__Description of the task__: For this exercise, write out every entry exactly and leave the pictures out.

--- Data for the task Enclosed Below ---

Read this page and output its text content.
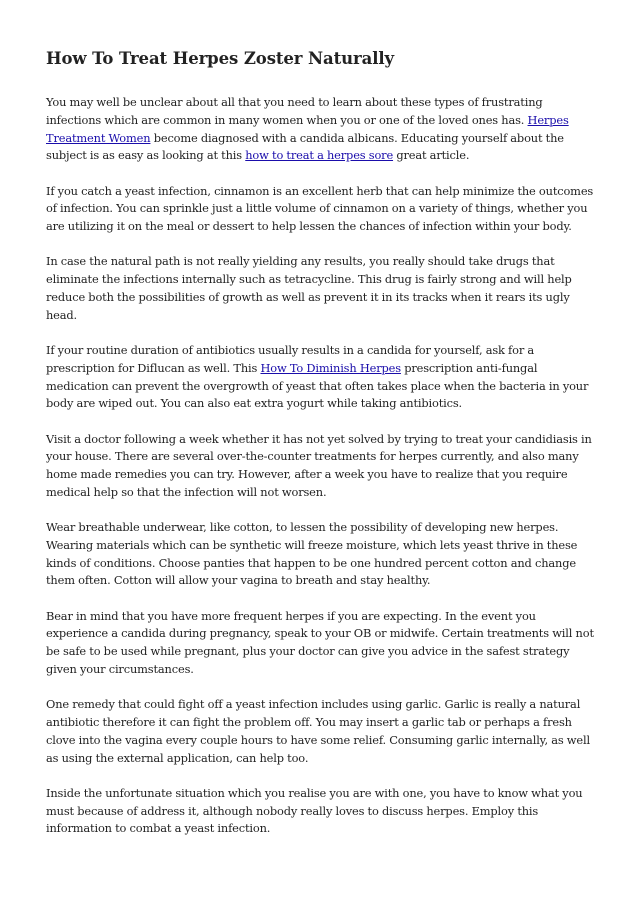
How To Treat Herpes Zoster Naturally

You may well be unclear about all that you need to learn about these types of frustrating infections which are common in many women when you or one of the loved ones has. Herpes Treatment Women become diagnosed with a candida albicans. Educating yourself about the subject is as easy as looking at this how to treat a herpes sore great article.

If you catch a yeast infection, cinnamon is an excellent herb that can help minimize the outcomes of infection. You can sprinkle just a little volume of cinnamon on a variety of things, whether you are utilizing it on the meal or dessert to help lessen the chances of infection within your body.

In case the natural path is not really yielding any results, you really should take drugs that eliminate the infections internally such as tetracycline. This drug is fairly strong and will help reduce both the possibilities of growth as well as prevent it in its tracks when it rears its ugly head.

If your routine duration of antibiotics usually results in a candida for yourself, ask for a prescription for Diflucan as well. This How To Diminish Herpes prescription anti-fungal medication can prevent the overgrowth of yeast that often takes place when the bacteria in your body are wiped out. You can also eat extra yogurt while taking antibiotics.

Visit a doctor following a week whether it has not yet solved by trying to treat your candidiasis in your house. There are several over-the-counter treatments for herpes currently, and also many home made remedies you can try. However, after a week you have to realize that you require medical help so that the infection will not worsen.

Wear breathable underwear, like cotton, to lessen the possibility of developing new herpes. Wearing materials which can be synthetic will freeze moisture, which lets yeast thrive in these kinds of conditions. Choose panties that happen to be one hundred percent cotton and change them often. Cotton will allow your vagina to breath and stay healthy.

Bear in mind that you have more frequent herpes if you are expecting. In the event you experience a candida during pregnancy, speak to your OB or midwife. Certain treatments will not be safe to be used while pregnant, plus your doctor can give you advice in the safest strategy given your circumstances.

One remedy that could fight off a yeast infection includes using garlic. Garlic is really a natural antibiotic therefore it can fight the problem off. You may insert a garlic tab or perhaps a fresh clove into the vagina every couple hours to have some relief. Consuming garlic internally, as well as using the external application, can help too.

Inside the unfortunate situation which you realise you are with one, you have to know what you must because of address it, although nobody really loves to discuss herpes. Employ this information to combat a yeast infection.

--- End of Enclosed Data for the task ---

__Exercise result__:
Read this page and output its text content.
How To Treat Herpes Zoster Naturally

You may well be unclear about all that you need to learn about these types of frustrating infections which are common in many women when you or one of the loved ones has. Herpes Treatment Women become diagnosed with a candida albicans. Educating yourself about the subject is as easy as looking at this how to treat a herpes sore great article.

If you catch a yeast infection, cinnamon is an excellent herb that can help minimize the outcomes of infection. You can sprinkle just a little volume of cinnamon on a variety of things, whether you are utilizing it on the meal or dessert to help lessen the chances of infection within your body.

In case the natural path is not really yielding any results, you really should take drugs that eliminate the infections internally such as tetracycline. This drug is fairly strong and will help reduce both the possibilities of growth as well as prevent it in its tracks when it rears its ugly head.

If your routine duration of antibiotics usually results in a candida for yourself, ask for a prescription for Diflucan as well. This How To Diminish Herpes prescription anti-fungal medication can prevent the overgrowth of yeast that often takes place when the bacteria in your body are wiped out. You can also eat extra yogurt while taking antibiotics.

Visit a doctor following a week whether it has not yet solved by trying to treat your candidiasis in your house. There are several over-the-counter treatments for herpes currently, and also many home made remedies you can try. However, after a week you have to realize that you require medical help so that the infection will not worsen.

Wear breathable underwear, like cotton, to lessen the possibility of developing new herpes. Wearing materials which can be synthetic will freeze moisture, which lets yeast thrive in these kinds of conditions. Choose panties that happen to be one hundred percent cotton and change them often. Cotton will allow your vagina to breath and stay healthy.

Bear in mind that you have more frequent herpes if you are expecting. In the event you experience a candida during pregnancy, speak to your OB or midwife. Certain treatments will not be safe to be used while pregnant, plus your doctor can give you advice in the safest strategy given your circumstances.

One remedy that could fight off a yeast infection includes using garlic. Garlic is really a natural antibiotic therefore it can fight the problem off. You may insert a garlic tab or perhaps a fresh clove into the vagina every couple hours to have some relief. Consuming garlic internally, as well as using the external application, can help too.

Inside the unfortunate situation which you realise you are with one, you have to know what you must because of address it, although nobody really loves to discuss herpes. Employ this information to combat a yeast infection.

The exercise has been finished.